-- Input rows start --
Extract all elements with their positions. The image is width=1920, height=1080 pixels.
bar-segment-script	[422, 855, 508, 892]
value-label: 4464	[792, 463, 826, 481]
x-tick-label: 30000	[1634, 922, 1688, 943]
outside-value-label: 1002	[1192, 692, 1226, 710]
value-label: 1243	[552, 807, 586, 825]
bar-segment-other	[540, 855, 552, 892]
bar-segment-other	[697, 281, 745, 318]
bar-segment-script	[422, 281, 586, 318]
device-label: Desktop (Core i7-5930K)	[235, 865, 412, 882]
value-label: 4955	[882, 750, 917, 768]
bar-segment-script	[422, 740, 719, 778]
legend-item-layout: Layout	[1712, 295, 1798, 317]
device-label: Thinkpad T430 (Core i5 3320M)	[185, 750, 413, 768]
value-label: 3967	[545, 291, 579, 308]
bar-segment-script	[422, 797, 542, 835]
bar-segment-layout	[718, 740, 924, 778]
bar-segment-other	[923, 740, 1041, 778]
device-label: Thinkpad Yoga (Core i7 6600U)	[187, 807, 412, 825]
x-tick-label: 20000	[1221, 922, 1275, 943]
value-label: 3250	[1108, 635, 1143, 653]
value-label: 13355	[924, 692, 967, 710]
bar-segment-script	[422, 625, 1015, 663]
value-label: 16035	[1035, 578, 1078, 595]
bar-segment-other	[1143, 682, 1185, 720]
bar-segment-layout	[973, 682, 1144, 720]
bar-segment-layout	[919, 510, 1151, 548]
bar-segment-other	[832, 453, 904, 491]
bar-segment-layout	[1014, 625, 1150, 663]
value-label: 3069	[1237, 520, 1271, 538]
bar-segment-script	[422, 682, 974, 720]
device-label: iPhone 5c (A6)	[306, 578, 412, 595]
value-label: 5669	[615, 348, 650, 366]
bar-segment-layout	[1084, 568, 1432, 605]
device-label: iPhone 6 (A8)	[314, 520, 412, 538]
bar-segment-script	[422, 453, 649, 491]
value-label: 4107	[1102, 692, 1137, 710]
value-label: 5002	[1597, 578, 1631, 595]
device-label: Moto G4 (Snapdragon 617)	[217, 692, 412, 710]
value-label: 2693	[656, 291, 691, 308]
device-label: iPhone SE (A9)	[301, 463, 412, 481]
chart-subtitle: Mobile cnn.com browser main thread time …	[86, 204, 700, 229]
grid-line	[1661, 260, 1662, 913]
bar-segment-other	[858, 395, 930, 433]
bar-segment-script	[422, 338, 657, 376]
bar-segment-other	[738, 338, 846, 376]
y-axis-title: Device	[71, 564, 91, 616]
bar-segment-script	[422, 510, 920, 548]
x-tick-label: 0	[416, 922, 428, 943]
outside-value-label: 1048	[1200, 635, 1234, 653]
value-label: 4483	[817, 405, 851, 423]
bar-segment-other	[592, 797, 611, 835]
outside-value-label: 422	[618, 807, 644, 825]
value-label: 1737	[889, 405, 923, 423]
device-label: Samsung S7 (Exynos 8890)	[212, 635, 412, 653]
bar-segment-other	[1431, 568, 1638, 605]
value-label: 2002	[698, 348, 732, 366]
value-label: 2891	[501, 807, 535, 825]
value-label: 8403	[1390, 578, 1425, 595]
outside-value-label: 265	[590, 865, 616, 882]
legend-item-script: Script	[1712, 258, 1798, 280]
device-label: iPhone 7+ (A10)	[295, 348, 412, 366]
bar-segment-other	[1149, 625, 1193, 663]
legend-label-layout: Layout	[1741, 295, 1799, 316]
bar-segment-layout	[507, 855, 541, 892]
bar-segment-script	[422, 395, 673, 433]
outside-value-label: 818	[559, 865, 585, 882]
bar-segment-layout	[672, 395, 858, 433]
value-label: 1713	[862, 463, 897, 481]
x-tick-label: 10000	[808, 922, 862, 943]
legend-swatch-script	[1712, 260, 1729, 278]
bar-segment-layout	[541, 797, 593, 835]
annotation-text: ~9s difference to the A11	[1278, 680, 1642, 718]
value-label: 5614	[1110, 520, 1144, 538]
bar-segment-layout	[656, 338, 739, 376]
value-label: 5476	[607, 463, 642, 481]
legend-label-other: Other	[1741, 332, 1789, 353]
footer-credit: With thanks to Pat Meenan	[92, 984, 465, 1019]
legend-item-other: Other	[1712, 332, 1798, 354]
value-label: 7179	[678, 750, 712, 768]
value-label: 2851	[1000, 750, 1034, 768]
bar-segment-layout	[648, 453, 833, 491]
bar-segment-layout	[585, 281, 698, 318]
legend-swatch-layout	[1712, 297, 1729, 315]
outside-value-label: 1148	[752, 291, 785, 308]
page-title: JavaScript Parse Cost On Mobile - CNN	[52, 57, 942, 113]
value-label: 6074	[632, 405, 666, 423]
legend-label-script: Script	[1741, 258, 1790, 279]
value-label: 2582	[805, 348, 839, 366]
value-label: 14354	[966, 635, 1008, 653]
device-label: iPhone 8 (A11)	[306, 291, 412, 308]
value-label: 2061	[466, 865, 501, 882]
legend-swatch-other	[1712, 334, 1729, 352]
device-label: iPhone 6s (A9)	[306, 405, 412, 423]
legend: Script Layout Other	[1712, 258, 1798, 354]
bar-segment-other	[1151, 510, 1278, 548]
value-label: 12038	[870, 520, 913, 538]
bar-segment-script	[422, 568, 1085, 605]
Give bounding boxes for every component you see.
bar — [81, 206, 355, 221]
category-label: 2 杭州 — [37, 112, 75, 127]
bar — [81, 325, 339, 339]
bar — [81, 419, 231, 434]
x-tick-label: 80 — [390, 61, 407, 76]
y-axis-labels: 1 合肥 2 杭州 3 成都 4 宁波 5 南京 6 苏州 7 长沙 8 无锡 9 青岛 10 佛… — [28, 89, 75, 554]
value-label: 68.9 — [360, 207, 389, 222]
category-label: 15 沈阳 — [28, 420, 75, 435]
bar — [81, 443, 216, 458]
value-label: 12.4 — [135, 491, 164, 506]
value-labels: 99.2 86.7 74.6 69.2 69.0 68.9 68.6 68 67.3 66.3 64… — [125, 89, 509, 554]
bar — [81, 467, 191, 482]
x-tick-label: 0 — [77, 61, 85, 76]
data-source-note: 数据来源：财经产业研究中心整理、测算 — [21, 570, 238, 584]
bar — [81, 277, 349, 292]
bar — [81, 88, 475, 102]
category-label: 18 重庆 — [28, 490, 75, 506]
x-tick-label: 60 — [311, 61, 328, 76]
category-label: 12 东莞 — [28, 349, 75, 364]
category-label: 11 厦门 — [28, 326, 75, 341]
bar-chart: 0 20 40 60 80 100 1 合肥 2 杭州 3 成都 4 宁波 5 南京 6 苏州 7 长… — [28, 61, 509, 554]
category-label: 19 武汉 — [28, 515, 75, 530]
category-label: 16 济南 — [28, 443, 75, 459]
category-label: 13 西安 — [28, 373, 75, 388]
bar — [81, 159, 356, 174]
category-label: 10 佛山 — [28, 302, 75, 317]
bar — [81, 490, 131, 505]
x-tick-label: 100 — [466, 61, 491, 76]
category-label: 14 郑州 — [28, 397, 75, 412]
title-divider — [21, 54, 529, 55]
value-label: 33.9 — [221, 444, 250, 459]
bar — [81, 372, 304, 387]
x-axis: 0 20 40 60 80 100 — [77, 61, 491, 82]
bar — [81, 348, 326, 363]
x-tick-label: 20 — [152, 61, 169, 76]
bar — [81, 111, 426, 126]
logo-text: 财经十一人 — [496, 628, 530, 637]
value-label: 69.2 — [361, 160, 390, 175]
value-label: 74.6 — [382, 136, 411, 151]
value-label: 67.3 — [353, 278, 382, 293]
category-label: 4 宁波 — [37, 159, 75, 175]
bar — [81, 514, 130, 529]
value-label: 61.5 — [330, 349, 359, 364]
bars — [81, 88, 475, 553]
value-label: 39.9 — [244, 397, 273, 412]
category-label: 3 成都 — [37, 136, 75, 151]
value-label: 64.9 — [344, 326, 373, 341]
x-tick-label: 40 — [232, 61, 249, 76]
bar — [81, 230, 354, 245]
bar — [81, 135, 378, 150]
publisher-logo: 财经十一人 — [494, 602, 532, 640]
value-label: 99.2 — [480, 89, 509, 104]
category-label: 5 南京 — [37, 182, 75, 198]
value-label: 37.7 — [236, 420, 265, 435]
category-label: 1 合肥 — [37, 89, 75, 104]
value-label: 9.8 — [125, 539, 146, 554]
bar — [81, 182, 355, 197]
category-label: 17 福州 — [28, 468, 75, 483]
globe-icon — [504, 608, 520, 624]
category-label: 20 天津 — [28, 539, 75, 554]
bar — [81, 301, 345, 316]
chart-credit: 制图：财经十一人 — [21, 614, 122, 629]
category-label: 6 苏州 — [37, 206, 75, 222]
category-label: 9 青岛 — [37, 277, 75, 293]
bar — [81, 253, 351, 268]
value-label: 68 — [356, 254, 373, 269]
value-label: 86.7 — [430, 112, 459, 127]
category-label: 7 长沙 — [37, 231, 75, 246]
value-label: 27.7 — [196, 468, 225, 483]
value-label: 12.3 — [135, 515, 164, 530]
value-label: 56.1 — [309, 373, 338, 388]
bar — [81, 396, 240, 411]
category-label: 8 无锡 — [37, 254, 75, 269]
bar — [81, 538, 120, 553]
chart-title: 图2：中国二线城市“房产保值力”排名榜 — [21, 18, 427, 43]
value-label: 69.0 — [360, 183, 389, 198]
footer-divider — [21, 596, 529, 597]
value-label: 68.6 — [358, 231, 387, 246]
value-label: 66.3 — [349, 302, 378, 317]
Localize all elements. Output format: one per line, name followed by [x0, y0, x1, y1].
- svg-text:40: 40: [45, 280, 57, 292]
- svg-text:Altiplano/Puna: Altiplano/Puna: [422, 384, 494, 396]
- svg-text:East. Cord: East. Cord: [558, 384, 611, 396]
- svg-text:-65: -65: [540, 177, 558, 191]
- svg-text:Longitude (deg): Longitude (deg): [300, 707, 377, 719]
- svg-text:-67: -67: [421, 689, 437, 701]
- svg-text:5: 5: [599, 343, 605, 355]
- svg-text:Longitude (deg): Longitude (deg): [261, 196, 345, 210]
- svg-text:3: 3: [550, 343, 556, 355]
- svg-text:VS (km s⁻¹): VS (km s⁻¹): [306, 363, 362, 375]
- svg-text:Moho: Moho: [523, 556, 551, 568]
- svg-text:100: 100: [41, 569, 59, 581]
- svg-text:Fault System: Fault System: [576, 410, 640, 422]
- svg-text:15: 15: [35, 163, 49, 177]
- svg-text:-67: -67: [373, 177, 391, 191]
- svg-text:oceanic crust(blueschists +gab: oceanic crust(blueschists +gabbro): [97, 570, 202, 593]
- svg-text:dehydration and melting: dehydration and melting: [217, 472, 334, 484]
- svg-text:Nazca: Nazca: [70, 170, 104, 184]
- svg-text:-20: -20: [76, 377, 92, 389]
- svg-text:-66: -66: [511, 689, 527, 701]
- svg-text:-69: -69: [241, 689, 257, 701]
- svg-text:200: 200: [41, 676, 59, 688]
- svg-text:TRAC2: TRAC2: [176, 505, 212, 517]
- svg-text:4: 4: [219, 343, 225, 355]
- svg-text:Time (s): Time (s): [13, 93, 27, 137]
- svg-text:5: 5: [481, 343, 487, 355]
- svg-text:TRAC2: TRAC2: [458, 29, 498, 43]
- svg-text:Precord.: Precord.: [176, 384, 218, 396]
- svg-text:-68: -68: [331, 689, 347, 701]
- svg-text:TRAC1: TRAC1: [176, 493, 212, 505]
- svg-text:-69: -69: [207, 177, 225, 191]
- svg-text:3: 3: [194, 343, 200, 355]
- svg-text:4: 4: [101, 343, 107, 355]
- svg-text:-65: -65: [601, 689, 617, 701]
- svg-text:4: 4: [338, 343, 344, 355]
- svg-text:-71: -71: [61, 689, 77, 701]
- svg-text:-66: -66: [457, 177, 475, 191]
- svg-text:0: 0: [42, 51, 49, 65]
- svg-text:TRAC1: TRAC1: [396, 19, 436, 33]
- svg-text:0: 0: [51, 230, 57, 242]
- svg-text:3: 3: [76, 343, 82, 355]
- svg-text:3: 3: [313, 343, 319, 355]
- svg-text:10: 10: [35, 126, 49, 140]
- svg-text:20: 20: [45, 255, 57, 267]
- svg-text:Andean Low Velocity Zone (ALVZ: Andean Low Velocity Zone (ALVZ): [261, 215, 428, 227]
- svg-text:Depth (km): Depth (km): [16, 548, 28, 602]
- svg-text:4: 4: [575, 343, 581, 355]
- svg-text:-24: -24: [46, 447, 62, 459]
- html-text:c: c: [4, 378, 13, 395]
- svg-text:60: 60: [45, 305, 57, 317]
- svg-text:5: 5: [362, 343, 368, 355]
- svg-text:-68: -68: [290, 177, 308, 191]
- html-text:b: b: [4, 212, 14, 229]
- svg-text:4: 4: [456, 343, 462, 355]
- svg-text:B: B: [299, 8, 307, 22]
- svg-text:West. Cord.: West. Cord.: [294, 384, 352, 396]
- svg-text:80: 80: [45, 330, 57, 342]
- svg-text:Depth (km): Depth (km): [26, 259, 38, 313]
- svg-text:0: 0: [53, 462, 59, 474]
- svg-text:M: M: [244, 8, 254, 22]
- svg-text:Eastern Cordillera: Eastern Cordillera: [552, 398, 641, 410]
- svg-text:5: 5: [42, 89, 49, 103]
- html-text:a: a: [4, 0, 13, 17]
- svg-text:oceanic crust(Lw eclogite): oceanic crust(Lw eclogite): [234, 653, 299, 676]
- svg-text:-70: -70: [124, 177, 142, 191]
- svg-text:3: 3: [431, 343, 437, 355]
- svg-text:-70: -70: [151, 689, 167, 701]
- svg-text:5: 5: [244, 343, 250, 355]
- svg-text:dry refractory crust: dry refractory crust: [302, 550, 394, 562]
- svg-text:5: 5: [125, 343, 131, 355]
-- Input rows end --
**Your objective:** Please give the listing again from its first line to the line with "740, 719, 778]", changing "bar-segment-script" to "bar-segment-code" and leaving everything else the same.

**Task solution:**
Extract all elements with their positions. The image is width=1920, height=1080 pixels.
bar-segment-code	[422, 855, 508, 892]
value-label: 4464	[792, 463, 826, 481]
x-tick-label: 30000	[1634, 922, 1688, 943]
outside-value-label: 1002	[1192, 692, 1226, 710]
value-label: 1243	[552, 807, 586, 825]
bar-segment-other	[540, 855, 552, 892]
bar-segment-other	[697, 281, 745, 318]
bar-segment-code	[422, 281, 586, 318]
device-label: Desktop (Core i7-5930K)	[235, 865, 412, 882]
value-label: 4955	[882, 750, 917, 768]
bar-segment-code	[422, 740, 719, 778]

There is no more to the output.